▶ [What is needed] Return the count of lines that mention "Hazard", with no other words.

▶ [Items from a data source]
▼▼▼

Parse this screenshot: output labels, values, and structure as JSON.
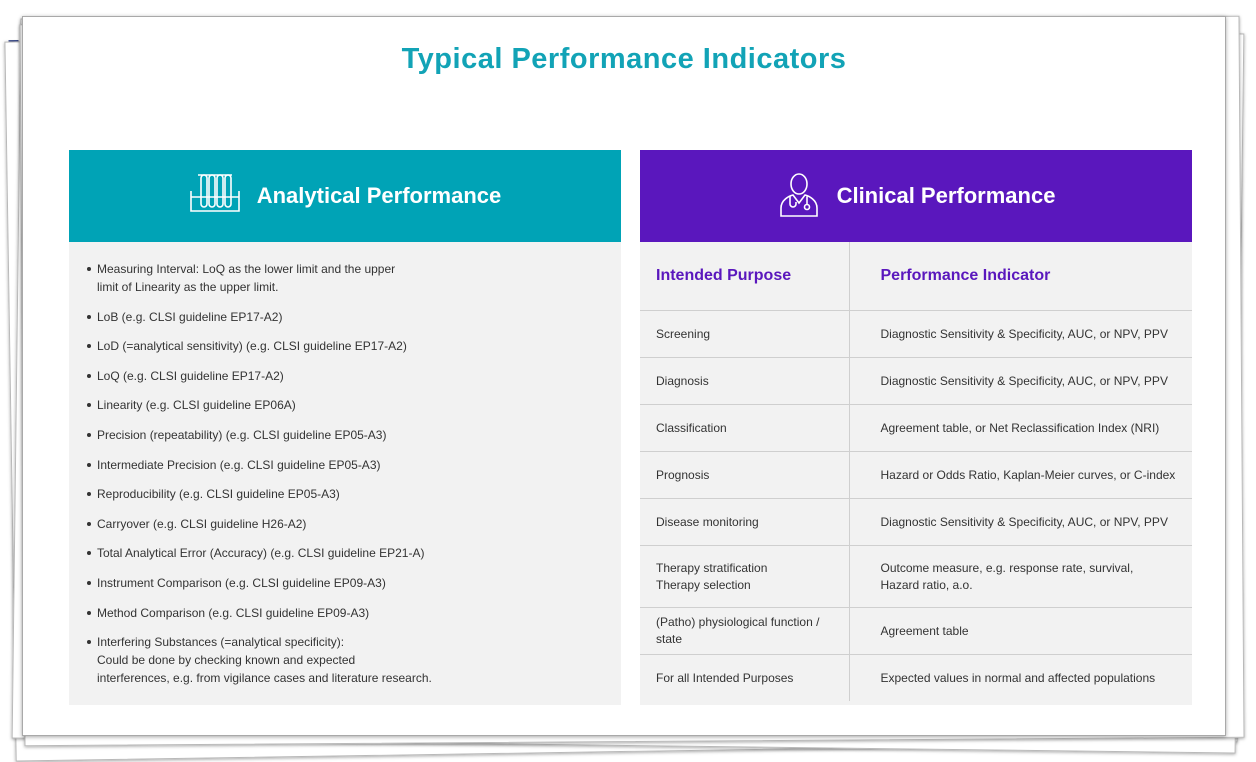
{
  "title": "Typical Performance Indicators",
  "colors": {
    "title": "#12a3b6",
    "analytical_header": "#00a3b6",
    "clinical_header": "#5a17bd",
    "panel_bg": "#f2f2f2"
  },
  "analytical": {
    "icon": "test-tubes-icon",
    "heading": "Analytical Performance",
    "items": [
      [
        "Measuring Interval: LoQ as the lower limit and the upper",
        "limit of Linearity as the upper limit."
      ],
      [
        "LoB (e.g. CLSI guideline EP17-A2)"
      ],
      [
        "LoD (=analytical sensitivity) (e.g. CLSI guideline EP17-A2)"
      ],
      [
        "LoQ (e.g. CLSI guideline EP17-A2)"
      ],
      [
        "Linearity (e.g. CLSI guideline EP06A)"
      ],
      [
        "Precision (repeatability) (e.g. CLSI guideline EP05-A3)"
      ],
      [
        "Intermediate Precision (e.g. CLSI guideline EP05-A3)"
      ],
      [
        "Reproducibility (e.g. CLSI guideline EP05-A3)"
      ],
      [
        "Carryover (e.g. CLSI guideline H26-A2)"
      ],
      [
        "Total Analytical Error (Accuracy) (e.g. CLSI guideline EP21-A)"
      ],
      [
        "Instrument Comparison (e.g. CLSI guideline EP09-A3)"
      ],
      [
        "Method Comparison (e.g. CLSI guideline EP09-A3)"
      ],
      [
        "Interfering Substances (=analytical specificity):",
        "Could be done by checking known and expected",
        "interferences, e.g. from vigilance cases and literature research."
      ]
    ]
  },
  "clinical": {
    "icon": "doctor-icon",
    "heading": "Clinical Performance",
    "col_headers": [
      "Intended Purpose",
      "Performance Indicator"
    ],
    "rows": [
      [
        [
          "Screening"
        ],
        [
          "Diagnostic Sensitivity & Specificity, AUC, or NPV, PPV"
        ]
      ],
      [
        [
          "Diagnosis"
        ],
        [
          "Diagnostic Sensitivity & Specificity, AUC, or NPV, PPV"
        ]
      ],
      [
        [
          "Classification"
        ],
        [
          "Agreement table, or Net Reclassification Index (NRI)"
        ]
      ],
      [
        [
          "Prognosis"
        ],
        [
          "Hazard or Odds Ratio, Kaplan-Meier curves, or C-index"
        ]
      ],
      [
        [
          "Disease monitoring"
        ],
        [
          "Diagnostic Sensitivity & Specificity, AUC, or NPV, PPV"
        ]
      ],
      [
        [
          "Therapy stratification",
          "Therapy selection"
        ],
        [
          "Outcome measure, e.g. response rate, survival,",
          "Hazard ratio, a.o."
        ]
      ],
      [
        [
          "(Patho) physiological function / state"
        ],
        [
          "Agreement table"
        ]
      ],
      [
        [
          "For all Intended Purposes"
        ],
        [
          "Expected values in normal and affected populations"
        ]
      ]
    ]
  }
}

▲▲▲
▼▼▼

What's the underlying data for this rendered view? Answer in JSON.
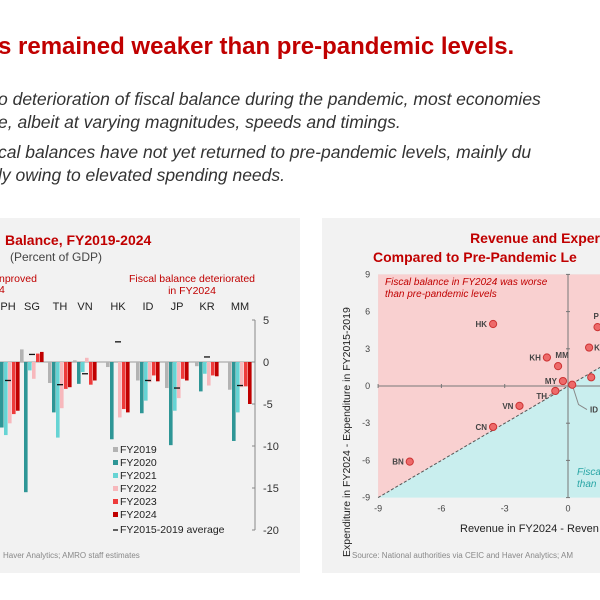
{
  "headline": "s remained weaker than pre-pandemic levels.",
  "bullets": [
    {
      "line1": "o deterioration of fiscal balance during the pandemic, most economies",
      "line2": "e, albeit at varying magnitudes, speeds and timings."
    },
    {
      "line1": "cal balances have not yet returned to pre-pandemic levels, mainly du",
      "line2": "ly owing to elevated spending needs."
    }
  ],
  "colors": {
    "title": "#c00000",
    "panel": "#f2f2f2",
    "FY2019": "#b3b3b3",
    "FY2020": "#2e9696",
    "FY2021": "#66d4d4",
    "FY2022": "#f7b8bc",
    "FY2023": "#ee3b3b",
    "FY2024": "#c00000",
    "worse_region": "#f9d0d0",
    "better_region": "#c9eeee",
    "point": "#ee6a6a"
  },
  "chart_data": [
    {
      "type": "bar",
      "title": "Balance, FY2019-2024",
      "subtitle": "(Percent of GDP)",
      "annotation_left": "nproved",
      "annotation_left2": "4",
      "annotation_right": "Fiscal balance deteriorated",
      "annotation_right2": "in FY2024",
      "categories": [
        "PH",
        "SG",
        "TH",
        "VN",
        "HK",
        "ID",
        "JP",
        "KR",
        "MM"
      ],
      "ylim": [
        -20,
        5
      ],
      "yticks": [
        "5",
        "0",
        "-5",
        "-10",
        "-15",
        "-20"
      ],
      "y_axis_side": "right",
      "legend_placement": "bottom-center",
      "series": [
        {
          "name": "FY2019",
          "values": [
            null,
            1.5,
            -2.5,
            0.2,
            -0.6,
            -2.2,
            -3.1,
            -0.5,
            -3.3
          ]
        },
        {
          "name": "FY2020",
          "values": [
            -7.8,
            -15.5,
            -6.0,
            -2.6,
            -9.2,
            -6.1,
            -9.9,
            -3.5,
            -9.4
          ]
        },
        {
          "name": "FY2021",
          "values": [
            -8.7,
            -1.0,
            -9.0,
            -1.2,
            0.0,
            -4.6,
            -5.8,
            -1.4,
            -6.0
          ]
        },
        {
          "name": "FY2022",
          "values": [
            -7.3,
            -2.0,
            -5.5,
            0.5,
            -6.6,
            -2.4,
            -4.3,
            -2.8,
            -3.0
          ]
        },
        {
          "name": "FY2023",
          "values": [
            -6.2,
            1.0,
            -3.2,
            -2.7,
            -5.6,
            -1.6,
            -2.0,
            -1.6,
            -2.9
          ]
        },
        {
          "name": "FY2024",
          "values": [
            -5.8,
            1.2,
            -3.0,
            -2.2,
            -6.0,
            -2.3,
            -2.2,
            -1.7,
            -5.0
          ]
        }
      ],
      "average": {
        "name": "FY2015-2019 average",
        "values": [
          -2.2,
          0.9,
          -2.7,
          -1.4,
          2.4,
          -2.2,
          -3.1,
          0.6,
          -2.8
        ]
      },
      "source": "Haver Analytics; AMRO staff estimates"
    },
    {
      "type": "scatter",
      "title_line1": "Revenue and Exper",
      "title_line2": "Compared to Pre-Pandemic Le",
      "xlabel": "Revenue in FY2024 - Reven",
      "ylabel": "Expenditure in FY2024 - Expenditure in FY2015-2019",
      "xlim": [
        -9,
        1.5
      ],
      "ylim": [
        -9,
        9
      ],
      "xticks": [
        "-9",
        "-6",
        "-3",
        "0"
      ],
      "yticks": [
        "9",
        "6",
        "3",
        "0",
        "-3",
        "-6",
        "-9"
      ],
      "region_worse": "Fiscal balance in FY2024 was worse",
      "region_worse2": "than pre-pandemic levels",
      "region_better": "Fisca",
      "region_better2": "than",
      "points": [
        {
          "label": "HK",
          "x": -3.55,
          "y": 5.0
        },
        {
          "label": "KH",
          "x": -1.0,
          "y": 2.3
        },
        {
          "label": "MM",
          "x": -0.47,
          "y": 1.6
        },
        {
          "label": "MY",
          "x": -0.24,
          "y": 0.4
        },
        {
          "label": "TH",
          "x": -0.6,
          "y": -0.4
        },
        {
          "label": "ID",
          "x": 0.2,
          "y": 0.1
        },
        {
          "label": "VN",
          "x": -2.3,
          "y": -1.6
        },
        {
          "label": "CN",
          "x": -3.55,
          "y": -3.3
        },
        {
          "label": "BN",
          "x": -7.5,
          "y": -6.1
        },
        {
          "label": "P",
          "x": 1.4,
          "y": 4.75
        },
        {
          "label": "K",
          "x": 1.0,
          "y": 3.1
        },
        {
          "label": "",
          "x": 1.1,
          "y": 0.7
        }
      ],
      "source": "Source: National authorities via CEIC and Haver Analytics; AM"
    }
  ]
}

▲▲▲
▼▼▼

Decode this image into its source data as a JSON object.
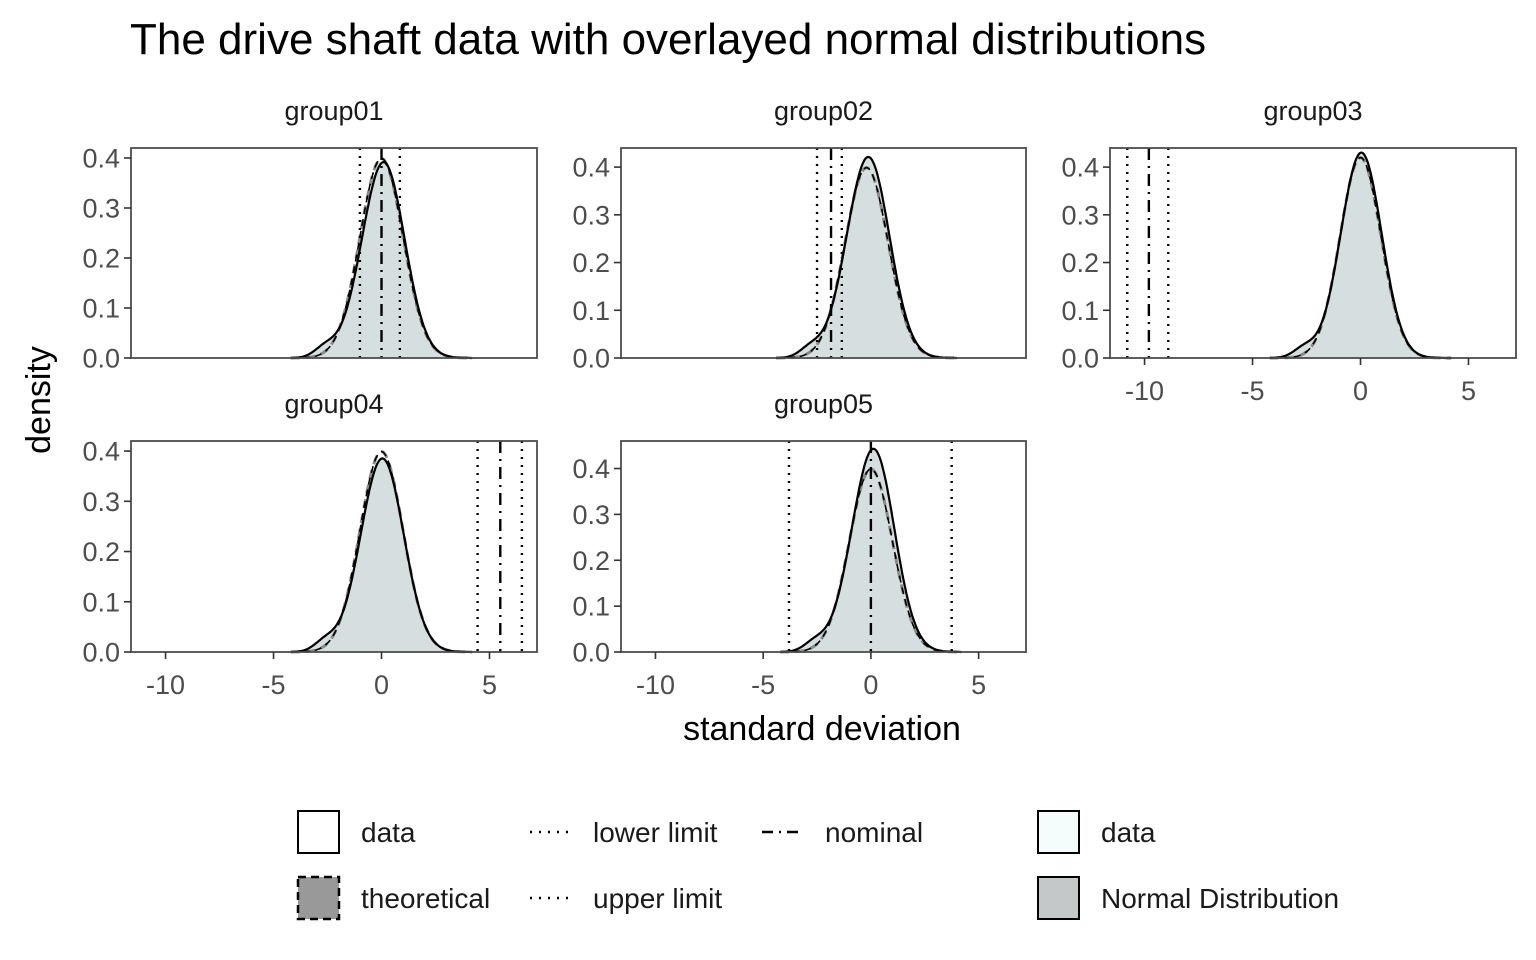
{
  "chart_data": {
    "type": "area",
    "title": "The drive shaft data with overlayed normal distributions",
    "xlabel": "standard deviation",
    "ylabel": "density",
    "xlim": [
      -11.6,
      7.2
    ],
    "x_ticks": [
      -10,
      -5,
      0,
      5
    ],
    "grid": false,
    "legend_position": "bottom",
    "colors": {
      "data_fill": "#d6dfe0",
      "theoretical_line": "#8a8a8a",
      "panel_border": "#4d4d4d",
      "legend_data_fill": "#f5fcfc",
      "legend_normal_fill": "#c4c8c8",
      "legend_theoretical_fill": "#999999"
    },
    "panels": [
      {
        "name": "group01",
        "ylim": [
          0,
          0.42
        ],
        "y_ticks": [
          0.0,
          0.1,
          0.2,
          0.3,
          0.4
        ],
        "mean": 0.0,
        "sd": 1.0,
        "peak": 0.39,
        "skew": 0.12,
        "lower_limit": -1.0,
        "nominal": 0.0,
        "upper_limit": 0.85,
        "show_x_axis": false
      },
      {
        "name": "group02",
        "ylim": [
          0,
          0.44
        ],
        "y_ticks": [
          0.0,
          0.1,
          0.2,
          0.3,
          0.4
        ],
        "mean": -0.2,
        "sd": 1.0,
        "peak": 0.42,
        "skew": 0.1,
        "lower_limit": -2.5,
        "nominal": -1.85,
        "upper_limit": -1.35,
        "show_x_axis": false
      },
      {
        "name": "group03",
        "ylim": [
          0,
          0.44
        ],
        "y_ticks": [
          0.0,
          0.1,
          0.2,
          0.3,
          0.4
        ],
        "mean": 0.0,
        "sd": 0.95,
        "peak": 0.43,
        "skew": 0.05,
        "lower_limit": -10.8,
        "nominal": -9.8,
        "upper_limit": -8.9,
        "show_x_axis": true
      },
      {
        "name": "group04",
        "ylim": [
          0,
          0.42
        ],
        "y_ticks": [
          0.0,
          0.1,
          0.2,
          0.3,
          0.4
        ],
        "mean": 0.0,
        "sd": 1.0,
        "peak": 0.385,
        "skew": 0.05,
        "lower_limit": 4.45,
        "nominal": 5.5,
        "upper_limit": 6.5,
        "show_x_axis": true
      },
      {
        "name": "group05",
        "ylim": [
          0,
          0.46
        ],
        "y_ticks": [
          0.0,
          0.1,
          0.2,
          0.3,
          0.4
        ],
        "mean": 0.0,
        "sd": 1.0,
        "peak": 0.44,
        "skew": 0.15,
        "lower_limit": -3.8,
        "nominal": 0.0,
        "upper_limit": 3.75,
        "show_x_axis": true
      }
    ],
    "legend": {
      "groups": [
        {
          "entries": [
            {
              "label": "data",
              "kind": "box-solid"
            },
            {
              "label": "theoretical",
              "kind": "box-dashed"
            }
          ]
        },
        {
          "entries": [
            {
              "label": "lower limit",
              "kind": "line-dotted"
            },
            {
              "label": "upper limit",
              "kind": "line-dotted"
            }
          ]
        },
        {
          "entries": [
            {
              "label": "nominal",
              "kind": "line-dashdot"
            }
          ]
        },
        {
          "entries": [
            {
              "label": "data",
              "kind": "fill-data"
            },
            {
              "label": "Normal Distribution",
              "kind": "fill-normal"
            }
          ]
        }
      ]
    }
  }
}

▲▲▲

▶ [Response] 2